Copy down every line where the string "Problem" shows up.
◇ ◇ ◇
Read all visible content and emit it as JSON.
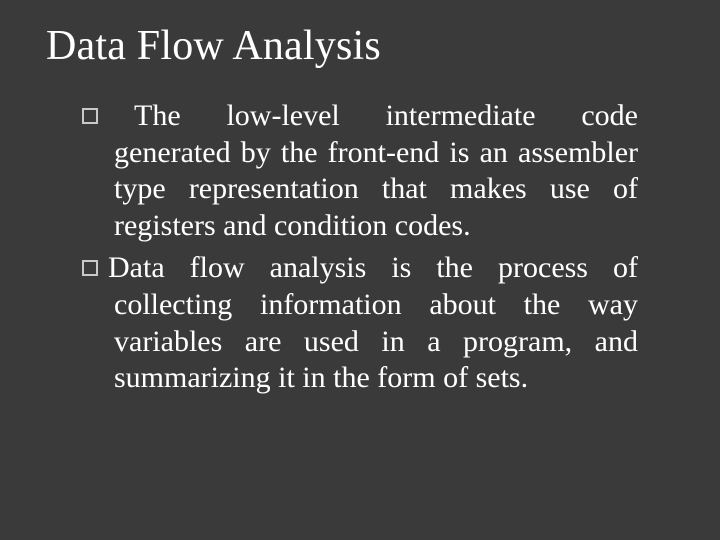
{
  "title": "Data Flow Analysis",
  "bullets": [
    "The low-level intermediate code generated by the front-end is an assembler type representation that makes use of registers and condition codes.",
    "Data flow analysis is the process of collecting information about the way variables are used in a program, and summarizing it in the form of sets."
  ]
}
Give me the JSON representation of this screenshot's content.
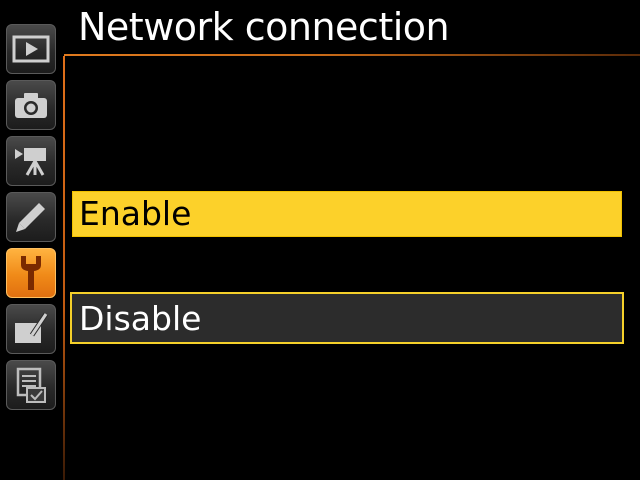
{
  "header": {
    "title": "Network connection"
  },
  "sidebar": {
    "tabs": [
      {
        "name": "playback",
        "icon": "playback-icon",
        "active": false
      },
      {
        "name": "photo-shooting",
        "icon": "camera-icon",
        "active": false
      },
      {
        "name": "movie-shooting",
        "icon": "movie-camera-icon",
        "active": false
      },
      {
        "name": "custom-settings",
        "icon": "pencil-icon",
        "active": false
      },
      {
        "name": "setup",
        "icon": "wrench-icon",
        "active": true
      },
      {
        "name": "retouch",
        "icon": "retouch-brush-icon",
        "active": false
      },
      {
        "name": "my-menu",
        "icon": "my-menu-icon",
        "active": false
      }
    ]
  },
  "options": [
    {
      "label": "Enable",
      "selected": true
    },
    {
      "label": "Disable",
      "selected": false
    }
  ],
  "colors": {
    "accent_orange": "#f08a18",
    "selection_yellow": "#fcd12a",
    "background": "#000000"
  }
}
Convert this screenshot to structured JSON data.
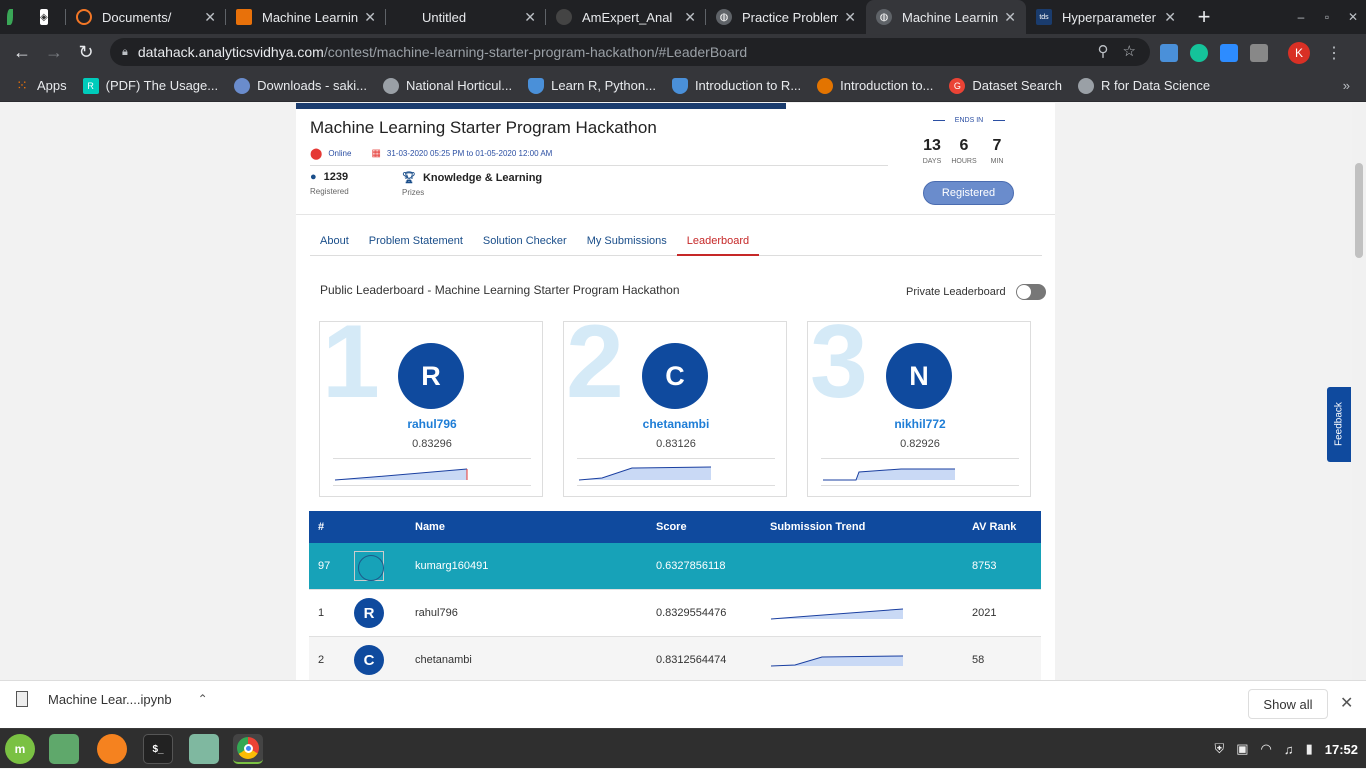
{
  "browser": {
    "tabs": [
      {
        "title": "",
        "icon": "mint-leaf-icon",
        "color": "#3aa757"
      },
      {
        "title": "",
        "icon": "grid-logo-icon",
        "color": "#888888"
      },
      {
        "title": "Documents/",
        "icon": "jupyter-icon",
        "color": "#f37726"
      },
      {
        "title": "Machine Learnin",
        "icon": "book-icon",
        "color": "#e8710a"
      },
      {
        "title": "Untitled",
        "icon": "blank-page-icon",
        "color": "#5f6368"
      },
      {
        "title": "AmExpert_Anal",
        "icon": "github-icon",
        "color": "#444444"
      },
      {
        "title": "Practice Problem",
        "icon": "globe-icon",
        "color": "#9aa0a6"
      },
      {
        "title": "Machine Learnin",
        "icon": "globe-icon",
        "color": "#9aa0a6"
      },
      {
        "title": "Hyperparameter",
        "icon": "tds-icon",
        "color": "#1a3c6e",
        "label": "tds"
      }
    ],
    "new_tab": "+",
    "url_host": "datahack.analyticsvidhya.com",
    "url_path": "/contest/machine-learning-starter-program-hackathon/#LeaderBoard",
    "profile_initial": "K",
    "bookmarks": [
      {
        "label": "Apps",
        "icon": "apps-grid-icon",
        "color": "#4285f4"
      },
      {
        "label": "(PDF) The Usage...",
        "icon": "researchgate-icon",
        "color": "#00ccbb",
        "badge": "R"
      },
      {
        "label": "Downloads - saki...",
        "icon": "globe-icon",
        "color": "#6a8ccc"
      },
      {
        "label": "National Horticul...",
        "icon": "globe-icon",
        "color": "#9aa0a6"
      },
      {
        "label": "Learn R, Python...",
        "icon": "shield-icon",
        "color": "#4a90d9"
      },
      {
        "label": "Introduction to R...",
        "icon": "shield-icon",
        "color": "#4a90d9"
      },
      {
        "label": "Introduction to...",
        "icon": "colab-icon",
        "color": "#e37400"
      },
      {
        "label": "Dataset Search",
        "icon": "google-icon",
        "color": "#ea4335"
      },
      {
        "label": "R for Data Science",
        "icon": "globe-icon",
        "color": "#9aa0a6"
      }
    ]
  },
  "contest": {
    "title": "Machine Learning Starter Program Hackathon",
    "location": "Online",
    "dates": "31-03-2020 05:25 PM to 01-05-2020 12:00 AM",
    "registered_count": "1239",
    "registered_label": "Registered",
    "prize_value": "Knowledge & Learning",
    "prize_label": "Prizes",
    "ends_in_label": "ENDS IN",
    "countdown": [
      {
        "value": "13",
        "unit": "DAYS"
      },
      {
        "value": "6",
        "unit": "HOURS"
      },
      {
        "value": "7",
        "unit": "MIN"
      }
    ],
    "register_button": "Registered",
    "tabs": [
      "About",
      "Problem Statement",
      "Solution Checker",
      "My Submissions",
      "Leaderboard"
    ],
    "active_tab": "Leaderboard"
  },
  "leaderboard": {
    "title": "Public Leaderboard - Machine Learning Starter Program Hackathon",
    "private_toggle_label": "Private Leaderboard",
    "podium": [
      {
        "rank": "1",
        "initial": "R",
        "name": "rahul796",
        "score": "0.83296"
      },
      {
        "rank": "2",
        "initial": "C",
        "name": "chetanambi",
        "score": "0.83126"
      },
      {
        "rank": "3",
        "initial": "N",
        "name": "nikhil772",
        "score": "0.82926"
      }
    ],
    "columns": [
      "#",
      "Name",
      "Score",
      "Submission Trend",
      "AV Rank"
    ],
    "rows": [
      {
        "rank": "97",
        "name": "kumarg160491",
        "score": "0.6327856118",
        "av_rank": "8753",
        "highlight": true
      },
      {
        "rank": "1",
        "initial": "R",
        "name": "rahul796",
        "score": "0.8329554476",
        "av_rank": "2021"
      },
      {
        "rank": "2",
        "initial": "C",
        "name": "chetanambi",
        "score": "0.8312564474",
        "av_rank": "58"
      }
    ],
    "feedback_label": "Feedback"
  },
  "downloads": {
    "file": "Machine Lear....ipynb",
    "show_all": "Show all"
  },
  "taskbar": {
    "clock": "17:52"
  },
  "colors": {
    "primary": "#0f4a9e",
    "highlight_row": "#17a2b8",
    "active_tab": "#c62828",
    "link": "#1e7dd6"
  }
}
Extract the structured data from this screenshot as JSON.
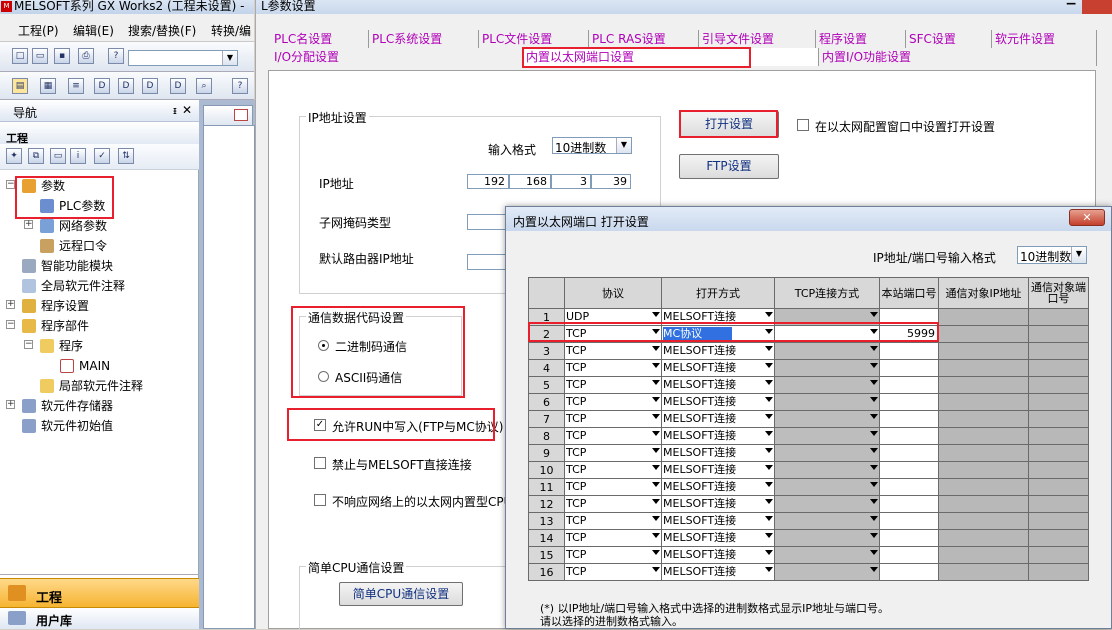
{
  "app": {
    "title": "MELSOFT系列 GX Works2 (工程未设置) -",
    "icon": "MELSOFT-app-icon"
  },
  "menu": [
    "工程(P)",
    "编辑(E)",
    "搜索/替换(F)",
    "转换/编"
  ],
  "nav": {
    "title": "导航",
    "pin": "ᵻ",
    "close": "✕",
    "project_label": "工程",
    "tree": [
      {
        "label": "参数",
        "icon": "param-icon"
      },
      {
        "label": "PLC参数",
        "icon": "plc-param-icon"
      },
      {
        "label": "网络参数",
        "icon": "network-icon"
      },
      {
        "label": "远程口令",
        "icon": "lock-icon"
      },
      {
        "label": "智能功能模块",
        "icon": "module-icon"
      },
      {
        "label": "全局软元件注释",
        "icon": "comment-icon"
      },
      {
        "label": "程序设置",
        "icon": "program-setting-icon"
      },
      {
        "label": "程序部件",
        "icon": "program-parts-icon"
      },
      {
        "label": "程序",
        "icon": "folder-icon"
      },
      {
        "label": "MAIN",
        "icon": "ladder-icon"
      },
      {
        "label": "局部软元件注释",
        "icon": "comment-icon"
      },
      {
        "label": "软元件存储器",
        "icon": "memory-icon"
      },
      {
        "label": "软元件初始值",
        "icon": "init-icon"
      }
    ],
    "btn_project": "工程",
    "btn_library": "用户库"
  },
  "param": {
    "title": "L参数设置",
    "tabs_row1": [
      "PLC名设置",
      "PLC系统设置",
      "PLC文件设置",
      "PLC RAS设置",
      "引导文件设置",
      "程序设置",
      "SFC设置",
      "软元件设置"
    ],
    "tabs_row2": [
      "I/O分配设置",
      "内置以太网端口设置",
      "内置I/O功能设置"
    ],
    "ip_group": "IP地址设置",
    "input_format_label": "输入格式",
    "input_format_value": "10进制数",
    "ip_label": "IP地址",
    "ip": [
      "192",
      "168",
      "3",
      "39"
    ],
    "subnet_label": "子网掩码类型",
    "gateway_label": "默认路由器IP地址",
    "comm_group": "通信数据代码设置",
    "radio_binary": "二进制码通信",
    "radio_ascii": "ASCII码通信",
    "allow_run_write": "允许RUN中写入(FTP与MC协议)",
    "check_mark": "✓",
    "prohibit_direct": "禁止与MELSOFT直接连接",
    "no_response": "不响应网络上的以太网内置型CPU",
    "simple_cpu_group": "简单CPU通信设置",
    "simple_cpu_btn": "简单CPU通信设置",
    "open_settings_btn": "打开设置",
    "ftp_btn": "FTP设置",
    "open_in_eth_config": "在以太网配置窗口中设置打开设置"
  },
  "open_dialog": {
    "title": "内置以太网端口 打开设置",
    "close": "✕",
    "format_label": "IP地址/端口号输入格式",
    "format_value": "10进制数",
    "headers": [
      "协议",
      "打开方式",
      "TCP连接方式",
      "本站端口号",
      "通信对象IP地址",
      "通信对象端口号"
    ],
    "rows": [
      {
        "no": "1",
        "protocol": "UDP",
        "open": "MELSOFT连接",
        "tcp": "",
        "port": ""
      },
      {
        "no": "2",
        "protocol": "TCP",
        "open": "MC协议",
        "tcp": "",
        "port": "5999"
      },
      {
        "no": "3",
        "protocol": "TCP",
        "open": "MELSOFT连接",
        "tcp": "",
        "port": ""
      },
      {
        "no": "4",
        "protocol": "TCP",
        "open": "MELSOFT连接",
        "tcp": "",
        "port": ""
      },
      {
        "no": "5",
        "protocol": "TCP",
        "open": "MELSOFT连接",
        "tcp": "",
        "port": ""
      },
      {
        "no": "6",
        "protocol": "TCP",
        "open": "MELSOFT连接",
        "tcp": "",
        "port": ""
      },
      {
        "no": "7",
        "protocol": "TCP",
        "open": "MELSOFT连接",
        "tcp": "",
        "port": ""
      },
      {
        "no": "8",
        "protocol": "TCP",
        "open": "MELSOFT连接",
        "tcp": "",
        "port": ""
      },
      {
        "no": "9",
        "protocol": "TCP",
        "open": "MELSOFT连接",
        "tcp": "",
        "port": ""
      },
      {
        "no": "10",
        "protocol": "TCP",
        "open": "MELSOFT连接",
        "tcp": "",
        "port": ""
      },
      {
        "no": "11",
        "protocol": "TCP",
        "open": "MELSOFT连接",
        "tcp": "",
        "port": ""
      },
      {
        "no": "12",
        "protocol": "TCP",
        "open": "MELSOFT连接",
        "tcp": "",
        "port": ""
      },
      {
        "no": "13",
        "protocol": "TCP",
        "open": "MELSOFT连接",
        "tcp": "",
        "port": ""
      },
      {
        "no": "14",
        "protocol": "TCP",
        "open": "MELSOFT连接",
        "tcp": "",
        "port": ""
      },
      {
        "no": "15",
        "protocol": "TCP",
        "open": "MELSOFT连接",
        "tcp": "",
        "port": ""
      },
      {
        "no": "16",
        "protocol": "TCP",
        "open": "MELSOFT连接",
        "tcp": "",
        "port": ""
      }
    ],
    "note1": "(*) 以IP地址/端口号输入格式中选择的进制数格式显示IP地址与端口号。",
    "note2": "请以选择的进制数格式输入。"
  },
  "colors": {
    "highlight": "#e81f2c",
    "tab_text": "#b000b8",
    "selection": "#3070e0"
  }
}
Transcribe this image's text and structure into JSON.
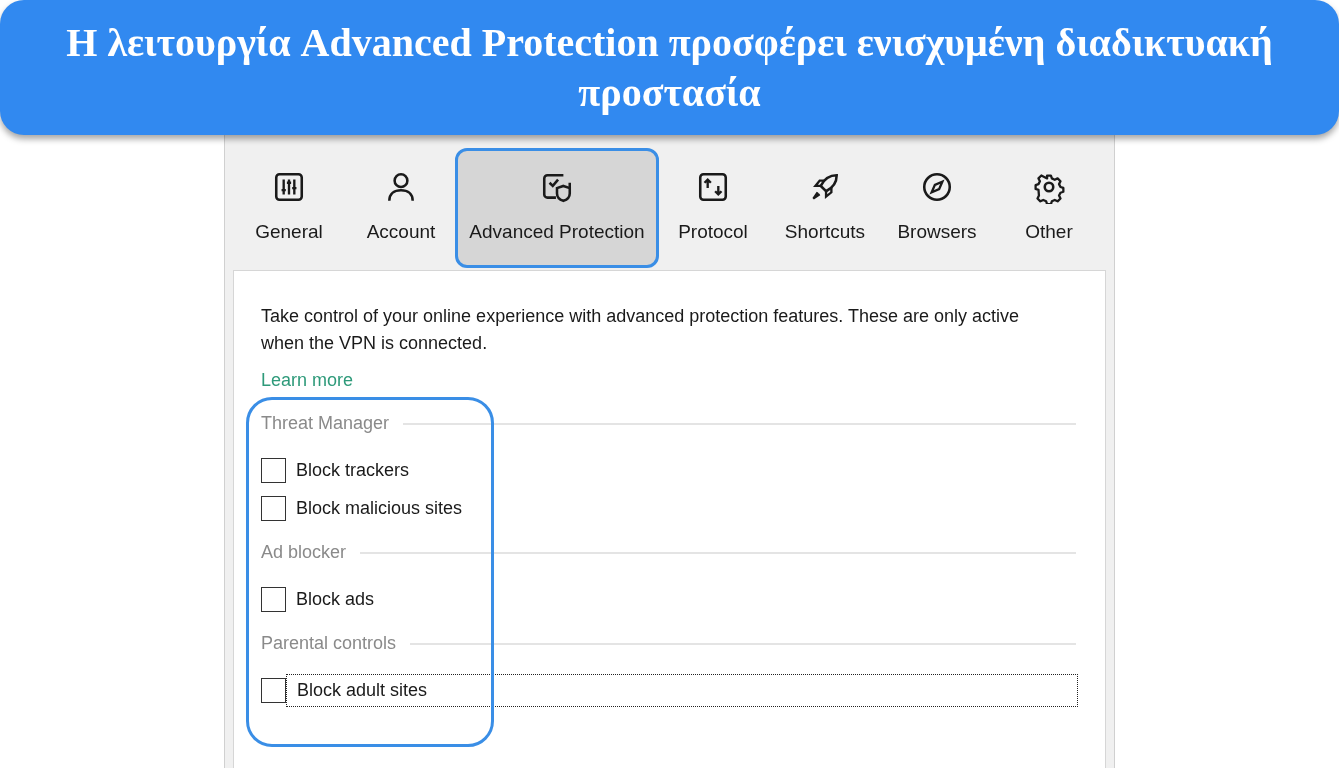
{
  "banner": {
    "text": "Η λειτουργία Advanced Protection προσφέρει ενισχυμένη διαδικτυακή προστασία"
  },
  "tabs": [
    {
      "label": "General",
      "selected": false
    },
    {
      "label": "Account",
      "selected": false
    },
    {
      "label": "Advanced Protection",
      "selected": true
    },
    {
      "label": "Protocol",
      "selected": false
    },
    {
      "label": "Shortcuts",
      "selected": false
    },
    {
      "label": "Browsers",
      "selected": false
    },
    {
      "label": "Other",
      "selected": false
    }
  ],
  "description": "Take control of your online experience with advanced protection features. These are only active when the VPN is connected.",
  "learn_more": "Learn more",
  "sections": [
    {
      "title": "Threat Manager",
      "options": [
        {
          "label": "Block trackers",
          "checked": false,
          "focused": false
        },
        {
          "label": "Block malicious sites",
          "checked": false,
          "focused": false
        }
      ]
    },
    {
      "title": "Ad blocker",
      "options": [
        {
          "label": "Block ads",
          "checked": false,
          "focused": false
        }
      ]
    },
    {
      "title": "Parental controls",
      "options": [
        {
          "label": "Block adult sites",
          "checked": false,
          "focused": true
        }
      ]
    }
  ]
}
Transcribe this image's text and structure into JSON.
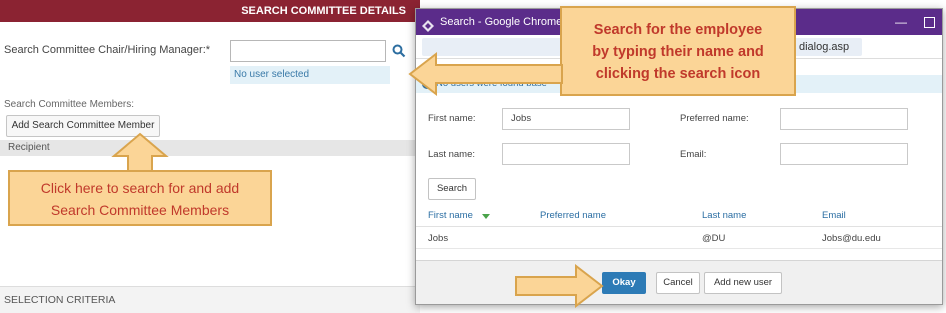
{
  "background_form": {
    "section_title": "SEARCH COMMITTEE DETAILS",
    "chair_label": "Search Committee Chair/Hiring Manager:*",
    "no_user_selected": "No user selected",
    "members_label": "Search Committee Members:",
    "add_member_button": "Add Search Committee Member",
    "recipient_header": "Recipient",
    "selection_criteria": "SELECTION CRITERIA"
  },
  "callouts": {
    "search_employee_line1": "Search for the employee",
    "search_employee_line2": "by typing their name and",
    "search_employee_line3": "clicking the search icon",
    "add_members_line1": "Click here to search for and add",
    "add_members_line2": "Search Committee Members"
  },
  "dialog": {
    "window_title": "Search - Google Chrome",
    "url_fragment": "dialog.asp",
    "info_text": "No users were found base",
    "first_name_label": "First name:",
    "first_name_value": "Jobs",
    "preferred_name_label": "Preferred name:",
    "last_name_label": "Last name:",
    "email_label": "Email:",
    "search_button": "Search",
    "table": {
      "headers": [
        "First name",
        "Preferred name",
        "Last name",
        "Email"
      ],
      "rows": [
        [
          "Jobs",
          "",
          "@DU",
          "Jobs@du.edu"
        ]
      ]
    },
    "okay_button": "Okay",
    "cancel_button": "Cancel",
    "add_new_user_button": "Add new user"
  },
  "colors": {
    "header_maroon": "#8b2332",
    "titlebar_purple": "#5b2c8a",
    "callout_fill": "#fbd597",
    "callout_text": "#c0392b",
    "okay_blue": "#2d7bb6"
  }
}
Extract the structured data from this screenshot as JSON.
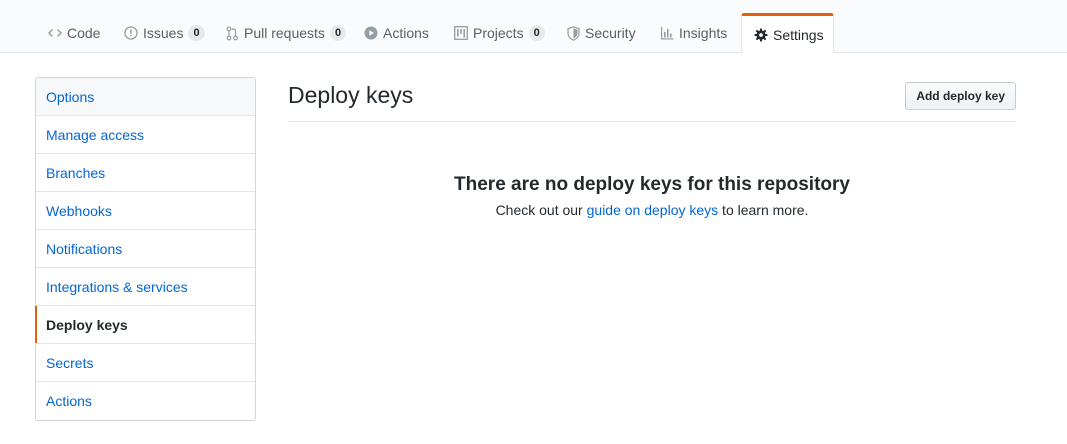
◇ ◇ ◇
WRITTEN SOLUTION:
        "title": "Practice Problem",
      "Problem Statement",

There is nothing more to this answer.